→ Information given:
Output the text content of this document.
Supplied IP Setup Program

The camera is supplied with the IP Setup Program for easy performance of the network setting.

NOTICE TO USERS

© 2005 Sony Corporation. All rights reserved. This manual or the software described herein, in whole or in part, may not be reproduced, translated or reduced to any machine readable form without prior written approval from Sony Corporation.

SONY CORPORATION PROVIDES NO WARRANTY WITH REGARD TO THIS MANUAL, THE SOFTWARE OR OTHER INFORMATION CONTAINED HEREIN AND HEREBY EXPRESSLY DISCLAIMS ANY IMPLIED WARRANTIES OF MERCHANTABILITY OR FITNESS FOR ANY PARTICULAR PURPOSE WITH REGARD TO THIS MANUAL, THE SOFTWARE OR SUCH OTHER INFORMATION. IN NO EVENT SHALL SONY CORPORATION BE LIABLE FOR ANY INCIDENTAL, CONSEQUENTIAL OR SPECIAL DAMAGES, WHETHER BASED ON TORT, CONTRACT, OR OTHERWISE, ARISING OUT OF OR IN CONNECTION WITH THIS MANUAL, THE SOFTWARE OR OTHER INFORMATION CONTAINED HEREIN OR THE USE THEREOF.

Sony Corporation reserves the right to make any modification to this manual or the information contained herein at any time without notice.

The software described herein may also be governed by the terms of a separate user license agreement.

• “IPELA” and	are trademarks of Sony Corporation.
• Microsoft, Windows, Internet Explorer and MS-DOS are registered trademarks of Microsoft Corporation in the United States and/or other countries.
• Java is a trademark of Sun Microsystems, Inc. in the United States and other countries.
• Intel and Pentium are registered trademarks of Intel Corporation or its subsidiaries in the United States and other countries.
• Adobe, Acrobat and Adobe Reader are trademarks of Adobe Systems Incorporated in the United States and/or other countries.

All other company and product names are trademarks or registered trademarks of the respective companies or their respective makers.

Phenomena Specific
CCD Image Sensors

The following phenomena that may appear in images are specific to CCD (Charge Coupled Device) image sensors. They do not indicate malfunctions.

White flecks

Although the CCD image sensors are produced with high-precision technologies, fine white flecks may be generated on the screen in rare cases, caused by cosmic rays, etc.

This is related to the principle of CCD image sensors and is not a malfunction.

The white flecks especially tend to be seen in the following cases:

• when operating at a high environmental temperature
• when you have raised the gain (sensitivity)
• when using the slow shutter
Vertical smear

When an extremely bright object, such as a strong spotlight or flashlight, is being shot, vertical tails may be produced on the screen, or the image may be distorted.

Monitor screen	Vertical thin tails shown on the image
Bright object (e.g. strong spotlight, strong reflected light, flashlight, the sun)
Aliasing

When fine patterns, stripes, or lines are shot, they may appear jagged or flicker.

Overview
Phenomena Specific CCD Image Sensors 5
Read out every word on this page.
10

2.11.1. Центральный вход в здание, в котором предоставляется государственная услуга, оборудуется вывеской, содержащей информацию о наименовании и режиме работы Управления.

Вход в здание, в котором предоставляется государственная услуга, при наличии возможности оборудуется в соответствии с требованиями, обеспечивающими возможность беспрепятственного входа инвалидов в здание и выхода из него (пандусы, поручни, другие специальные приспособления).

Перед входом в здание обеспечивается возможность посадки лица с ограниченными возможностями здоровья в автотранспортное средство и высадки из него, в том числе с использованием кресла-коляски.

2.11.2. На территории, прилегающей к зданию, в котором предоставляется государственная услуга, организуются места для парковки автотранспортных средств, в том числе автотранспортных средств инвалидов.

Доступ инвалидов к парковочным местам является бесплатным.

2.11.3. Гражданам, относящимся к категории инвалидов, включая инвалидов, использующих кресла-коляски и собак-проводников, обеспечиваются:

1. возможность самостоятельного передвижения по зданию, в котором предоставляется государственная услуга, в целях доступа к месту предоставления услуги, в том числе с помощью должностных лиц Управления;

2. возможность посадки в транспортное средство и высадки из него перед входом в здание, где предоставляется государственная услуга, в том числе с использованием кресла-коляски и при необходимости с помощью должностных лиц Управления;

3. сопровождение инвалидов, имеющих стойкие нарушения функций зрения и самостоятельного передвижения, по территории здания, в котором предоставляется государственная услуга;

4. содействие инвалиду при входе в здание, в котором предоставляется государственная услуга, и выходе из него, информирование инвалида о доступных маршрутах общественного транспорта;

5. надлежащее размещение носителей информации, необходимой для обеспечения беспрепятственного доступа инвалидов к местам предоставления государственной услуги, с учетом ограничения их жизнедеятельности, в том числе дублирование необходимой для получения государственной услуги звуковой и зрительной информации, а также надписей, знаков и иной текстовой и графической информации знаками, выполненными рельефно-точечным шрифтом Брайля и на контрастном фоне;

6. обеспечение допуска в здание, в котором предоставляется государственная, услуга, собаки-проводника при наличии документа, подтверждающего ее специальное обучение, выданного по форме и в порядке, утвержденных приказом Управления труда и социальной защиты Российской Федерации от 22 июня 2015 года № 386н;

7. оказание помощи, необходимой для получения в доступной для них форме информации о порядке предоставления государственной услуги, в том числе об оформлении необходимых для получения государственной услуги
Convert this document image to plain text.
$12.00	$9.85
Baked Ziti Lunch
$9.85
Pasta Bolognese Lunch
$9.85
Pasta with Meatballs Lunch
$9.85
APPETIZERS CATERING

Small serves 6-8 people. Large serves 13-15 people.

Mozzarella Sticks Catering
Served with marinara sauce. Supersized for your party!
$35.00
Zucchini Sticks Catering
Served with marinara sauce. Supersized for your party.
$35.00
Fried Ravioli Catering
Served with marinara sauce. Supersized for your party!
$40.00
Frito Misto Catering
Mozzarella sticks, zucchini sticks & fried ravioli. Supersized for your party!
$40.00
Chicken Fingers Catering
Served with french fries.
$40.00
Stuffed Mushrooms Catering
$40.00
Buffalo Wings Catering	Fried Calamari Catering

→ Set problem: Scan the records for the string "tails". Copy each line in which it appears.

→ Result:
When an extremely bright object, such as a strong spotlight or flashlight, is being shot, vertical tails may be produced on the screen, or the image may be distorted.
Monitor screen	Vertical thin tails shown on the image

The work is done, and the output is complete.